▶ _WHAT THIS TASK INVOLVES_: State the number of lines that hold the string "Power", with nothing added.

▶ _THE RECORDS_:
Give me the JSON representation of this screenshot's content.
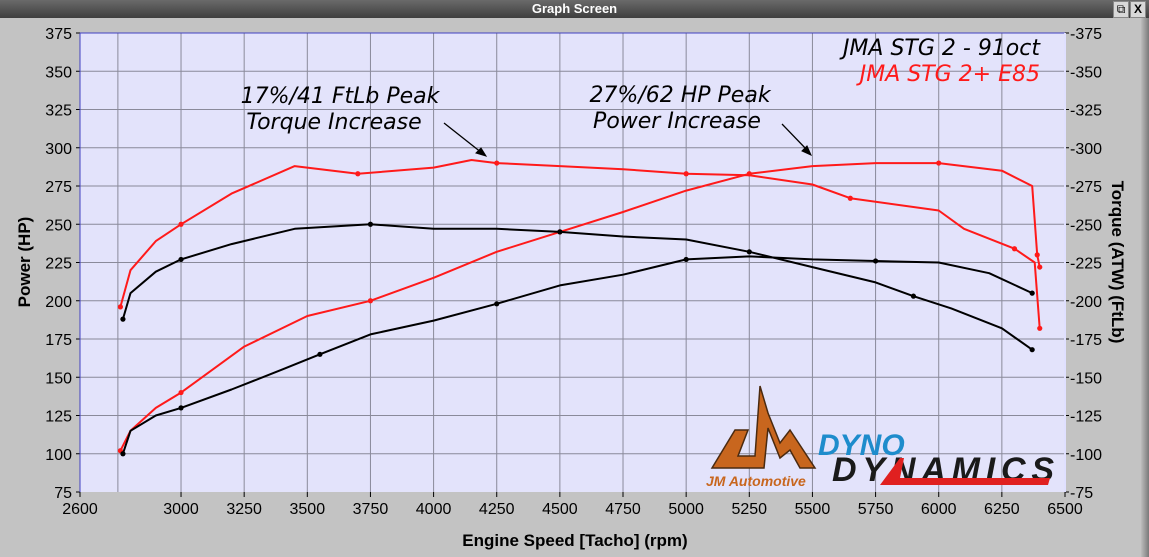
{
  "window": {
    "title": "Graph Screen",
    "restore_icon": "restore-icon",
    "close_label": "X"
  },
  "colors": {
    "e85": "#ff1a1a",
    "oct91": "#000000",
    "plot_bg": "#e3e3fb",
    "grid": "#8a8a9a"
  },
  "chart_data": {
    "type": "line",
    "xlabel": "Engine Speed [Tacho] (rpm)",
    "ylabel": "Power (HP)",
    "y2label": "Torque (ATW) (FtLb)",
    "xlim": [
      2600,
      6500
    ],
    "ylim": [
      75,
      375
    ],
    "y2lim": [
      75,
      375
    ],
    "xticks": [
      "2600",
      "3000",
      "3250",
      "3500",
      "3750",
      "4000",
      "4250",
      "4500",
      "4750",
      "5000",
      "5250",
      "5500",
      "5750",
      "6000",
      "6250",
      "6500"
    ],
    "yticks": [
      "75",
      "100",
      "125",
      "150",
      "175",
      "200",
      "225",
      "250",
      "275",
      "300",
      "325",
      "350",
      "375"
    ],
    "grid": true,
    "legend": {
      "placement": "top-right",
      "entries": [
        {
          "name": "JMA STG 2 - 91oct",
          "color": "#000000"
        },
        {
          "name": "JMA STG 2+ E85",
          "color": "#ff1a1a"
        }
      ]
    },
    "annotations": [
      {
        "line1": "17%/41 FtLb Peak",
        "line2": "Torque Increase"
      },
      {
        "line1": "27%/62 HP Peak",
        "line2": "Power Increase"
      }
    ],
    "series": [
      {
        "name": "JMA STG 2+ E85 Power",
        "axis": "left",
        "color": "#ff1a1a",
        "x": [
          2760,
          2800,
          2900,
          3000,
          3250,
          3500,
          3750,
          4000,
          4250,
          4500,
          4750,
          5000,
          5250,
          5500,
          5750,
          6000,
          6250,
          6370,
          6390,
          6400
        ],
        "y": [
          102,
          115,
          130,
          140,
          170,
          190,
          200,
          215,
          232,
          245,
          258,
          272,
          283,
          288,
          290,
          290,
          285,
          275,
          230,
          222
        ]
      },
      {
        "name": "JMA STG 2+ E85 Torque",
        "axis": "right",
        "color": "#ff1a1a",
        "x": [
          2760,
          2800,
          2900,
          3000,
          3200,
          3450,
          3700,
          4000,
          4150,
          4250,
          4500,
          4750,
          5000,
          5250,
          5500,
          5650,
          6000,
          6100,
          6300,
          6380,
          6400
        ],
        "y": [
          196,
          220,
          239,
          250,
          270,
          288,
          283,
          287,
          292,
          290,
          288,
          286,
          283,
          282,
          276,
          267,
          259,
          247,
          234,
          225,
          182
        ]
      },
      {
        "name": "JMA STG 2 - 91oct Power",
        "axis": "left",
        "color": "#000000",
        "x": [
          2770,
          2800,
          2900,
          3000,
          3200,
          3400,
          3550,
          3750,
          4000,
          4250,
          4500,
          4750,
          5000,
          5250,
          5500,
          5750,
          6000,
          6200,
          6370
        ],
        "y": [
          100,
          115,
          125,
          130,
          142,
          155,
          165,
          178,
          187,
          198,
          210,
          217,
          227,
          229,
          227,
          226,
          225,
          218,
          205
        ]
      },
      {
        "name": "JMA STG 2 - 91oct Torque",
        "axis": "right",
        "color": "#000000",
        "x": [
          2770,
          2800,
          2900,
          3000,
          3200,
          3450,
          3750,
          4000,
          4250,
          4500,
          4750,
          5000,
          5250,
          5500,
          5750,
          5900,
          6050,
          6250,
          6370
        ],
        "y": [
          188,
          205,
          219,
          227,
          237,
          247,
          250,
          247,
          247,
          245,
          242,
          240,
          232,
          222,
          212,
          203,
          195,
          182,
          168
        ]
      }
    ]
  },
  "logos": {
    "jm": "JM Automotive",
    "dyno1": "DYNO",
    "dyno2": "DYNAMICS"
  }
}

▶ _SOLUTION FOR THIS TASK_: 4